## THE PROBLEM
Once more, print the records exactly as given.

(GIVEN DATA begins)

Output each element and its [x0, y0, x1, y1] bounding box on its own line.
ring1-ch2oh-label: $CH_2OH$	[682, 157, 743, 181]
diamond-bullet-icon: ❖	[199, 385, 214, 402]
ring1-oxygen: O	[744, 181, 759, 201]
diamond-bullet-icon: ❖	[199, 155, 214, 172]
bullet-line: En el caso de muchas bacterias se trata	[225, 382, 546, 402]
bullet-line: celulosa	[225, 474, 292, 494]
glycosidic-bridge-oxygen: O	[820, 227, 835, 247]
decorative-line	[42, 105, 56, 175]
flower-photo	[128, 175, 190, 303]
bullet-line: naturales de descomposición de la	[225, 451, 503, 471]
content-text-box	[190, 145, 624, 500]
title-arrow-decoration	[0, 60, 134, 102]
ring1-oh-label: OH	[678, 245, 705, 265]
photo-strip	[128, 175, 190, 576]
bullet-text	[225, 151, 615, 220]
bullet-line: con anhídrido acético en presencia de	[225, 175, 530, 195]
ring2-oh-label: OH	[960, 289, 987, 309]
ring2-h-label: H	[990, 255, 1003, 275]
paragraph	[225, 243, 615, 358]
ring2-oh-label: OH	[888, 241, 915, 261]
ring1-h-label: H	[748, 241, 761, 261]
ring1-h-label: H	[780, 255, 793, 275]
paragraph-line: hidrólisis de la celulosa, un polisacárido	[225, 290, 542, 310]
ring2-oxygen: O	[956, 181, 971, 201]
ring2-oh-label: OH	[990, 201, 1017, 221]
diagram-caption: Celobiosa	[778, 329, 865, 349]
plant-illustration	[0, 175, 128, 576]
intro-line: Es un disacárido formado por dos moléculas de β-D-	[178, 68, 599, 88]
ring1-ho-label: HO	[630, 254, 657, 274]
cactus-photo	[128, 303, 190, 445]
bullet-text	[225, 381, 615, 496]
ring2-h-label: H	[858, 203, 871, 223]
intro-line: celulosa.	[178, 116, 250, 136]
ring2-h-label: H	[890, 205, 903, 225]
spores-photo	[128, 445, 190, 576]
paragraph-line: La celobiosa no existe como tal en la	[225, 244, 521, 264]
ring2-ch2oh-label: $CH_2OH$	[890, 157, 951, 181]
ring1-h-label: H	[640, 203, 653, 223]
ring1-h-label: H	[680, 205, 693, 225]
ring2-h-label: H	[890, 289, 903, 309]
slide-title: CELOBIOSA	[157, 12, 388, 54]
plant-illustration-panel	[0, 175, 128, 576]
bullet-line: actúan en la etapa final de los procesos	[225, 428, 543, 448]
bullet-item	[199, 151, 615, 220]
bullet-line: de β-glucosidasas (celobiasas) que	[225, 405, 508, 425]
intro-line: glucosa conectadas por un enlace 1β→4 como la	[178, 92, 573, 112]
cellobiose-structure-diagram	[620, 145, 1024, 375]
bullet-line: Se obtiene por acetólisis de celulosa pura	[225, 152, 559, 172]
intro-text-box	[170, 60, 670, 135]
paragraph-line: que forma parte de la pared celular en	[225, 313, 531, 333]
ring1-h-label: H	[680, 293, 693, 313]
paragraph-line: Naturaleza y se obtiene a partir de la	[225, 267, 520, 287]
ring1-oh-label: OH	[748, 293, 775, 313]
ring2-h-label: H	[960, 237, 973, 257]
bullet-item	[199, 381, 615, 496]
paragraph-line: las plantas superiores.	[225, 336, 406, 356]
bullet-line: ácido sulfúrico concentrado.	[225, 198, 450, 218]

(GIVEN DATA ends)

## RESPONSE FOR THIS EXERCISE
Output each element and its [x0, y0, x1, y1] bounding box on its own line.
ring1-ch2oh-label: $CH_2OH$	[682, 157, 743, 181]
diamond-bullet-icon: ❖	[199, 385, 214, 402]
ring1-oxygen: O	[744, 181, 759, 201]
diamond-bullet-icon: ❖	[199, 155, 214, 172]
bullet-line: En el caso de muchas bacterias se trata	[225, 382, 546, 402]
bullet-line: celulosa	[225, 474, 292, 494]
glycosidic-bridge-oxygen: O	[820, 227, 835, 247]
decorative-line	[42, 105, 56, 175]
flower-photo	[128, 175, 190, 303]
bullet-line: naturales de descomposición de la	[225, 451, 503, 471]
content-text-box	[190, 145, 624, 500]
title-arrow-decoration	[0, 60, 134, 102]
ring1-oh-label: OH	[678, 245, 705, 265]
photo-strip	[128, 175, 190, 576]
bullet-text	[225, 151, 615, 220]
bullet-line: con anhídrido acético en presencia de	[225, 175, 530, 195]
ring2-oh-label: OH	[960, 289, 987, 309]
ring2-h-label: H	[990, 255, 1003, 275]
paragraph	[225, 243, 615, 358]
ring2-oh-label: OH	[888, 241, 915, 261]
ring1-h-label: H	[748, 241, 761, 261]
ring1-h-label: H	[780, 255, 793, 275]
paragraph-line: hidrólisis de la celulosa, un polisacárido	[225, 290, 542, 310]
ring2-oxygen: O	[956, 181, 971, 201]
ring2-oh-label: OH	[990, 201, 1017, 221]
diagram-caption: Celobiosa	[778, 329, 865, 349]
plant-illustration	[0, 175, 128, 576]
intro-line: Es un disacárido formado por dos moléculas de β-D-	[178, 68, 599, 88]
ring1-ho-label: HO	[630, 254, 657, 274]
cactus-photo	[128, 303, 190, 445]
bullet-text	[225, 381, 615, 496]
ring2-h-label: H	[858, 203, 871, 223]
intro-line: celulosa.	[178, 116, 250, 136]
ring2-h-label: H	[890, 205, 903, 225]
spores-photo	[128, 445, 190, 576]
paragraph-line: La celobiosa no existe como tal en la	[225, 244, 521, 264]
ring2-ch2oh-label: $CH_2OH$	[890, 157, 951, 181]
ring1-h-label: H	[640, 203, 653, 223]
ring1-h-label: H	[680, 205, 693, 225]
ring2-h-label: H	[890, 289, 903, 309]
slide-title: CELOBIOSA	[157, 12, 388, 54]
plant-illustration-panel	[0, 175, 128, 576]
bullet-line: actúan en la etapa final de los procesos	[225, 428, 543, 448]
bullet-item	[199, 151, 615, 220]
bullet-line: de β-glucosidasas (celobiasas) que	[225, 405, 508, 425]
intro-line: glucosa conectadas por un enlace 1β→4 como la	[178, 92, 573, 112]
cellobiose-structure-diagram	[620, 145, 1024, 375]
bullet-line: Se obtiene por acetólisis de celulosa pura	[225, 152, 559, 172]
intro-text-box	[170, 60, 670, 135]
paragraph-line: que forma parte de la pared celular en	[225, 313, 531, 333]
ring1-h-label: H	[680, 293, 693, 313]
paragraph-line: Naturaleza y se obtiene a partir de la	[225, 267, 520, 287]
ring1-oh-label: OH	[748, 293, 775, 313]
ring2-h-label: H	[960, 237, 973, 257]
bullet-item	[199, 381, 615, 496]
paragraph-line: las plantas superiores.	[225, 336, 406, 356]
bullet-line: ácido sulfúrico concentrado.	[225, 198, 450, 218]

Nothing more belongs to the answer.